## [Extracted data]
:::
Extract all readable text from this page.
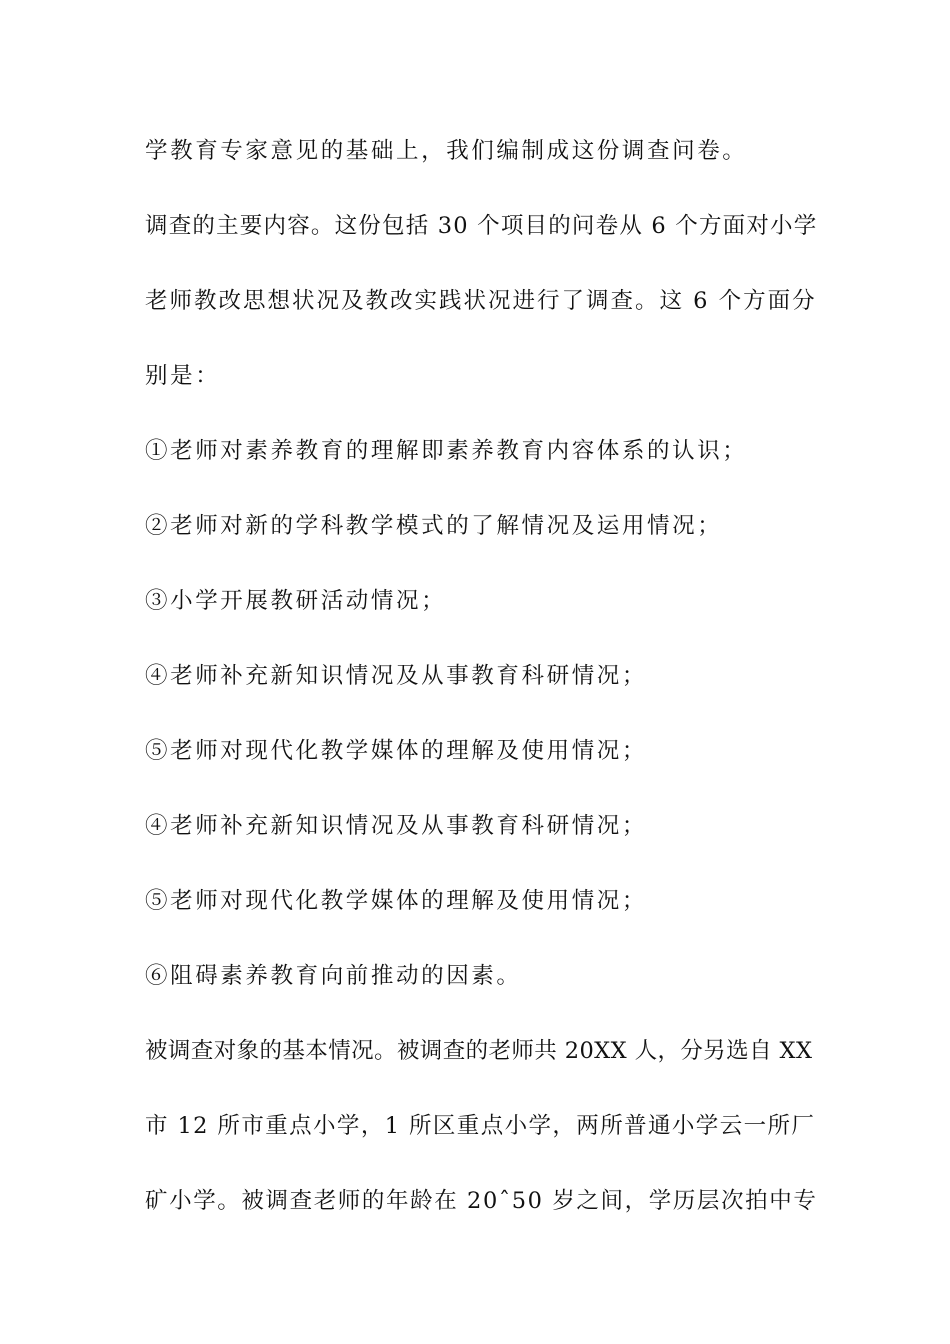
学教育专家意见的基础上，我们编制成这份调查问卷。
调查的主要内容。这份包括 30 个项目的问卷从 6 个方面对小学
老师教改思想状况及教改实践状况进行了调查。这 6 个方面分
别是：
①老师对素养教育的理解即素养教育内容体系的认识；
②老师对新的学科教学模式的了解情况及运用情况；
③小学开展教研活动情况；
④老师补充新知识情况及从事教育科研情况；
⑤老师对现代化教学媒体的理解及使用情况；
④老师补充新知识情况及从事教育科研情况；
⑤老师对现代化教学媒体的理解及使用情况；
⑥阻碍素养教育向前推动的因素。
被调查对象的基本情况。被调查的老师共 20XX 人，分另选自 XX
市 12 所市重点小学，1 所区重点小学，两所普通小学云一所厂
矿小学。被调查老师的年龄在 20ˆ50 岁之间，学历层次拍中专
:::
## [What the task asks]
Output each line exactly; omit every picture.

## [Answer to the exercise]
Extract all readable text from this page.
学教育专家意见的基础上，我们编制成这份调查问卷。
调查的主要内容。这份包括 30 个项目的问卷从 6 个方面对小学
老师教改思想状况及教改实践状况进行了调查。这 6 个方面分
别是：
①老师对素养教育的理解即素养教育内容体系的认识；
②老师对新的学科教学模式的了解情况及运用情况；
③小学开展教研活动情况；
④老师补充新知识情况及从事教育科研情况；
⑤老师对现代化教学媒体的理解及使用情况；
④老师补充新知识情况及从事教育科研情况；
⑤老师对现代化教学媒体的理解及使用情况；
⑥阻碍素养教育向前推动的因素。
被调查对象的基本情况。被调查的老师共 20XX 人，分另选自 XX
市 12 所市重点小学，1 所区重点小学，两所普通小学云一所厂
矿小学。被调查老师的年龄在 20ˆ50 岁之间，学历层次拍中专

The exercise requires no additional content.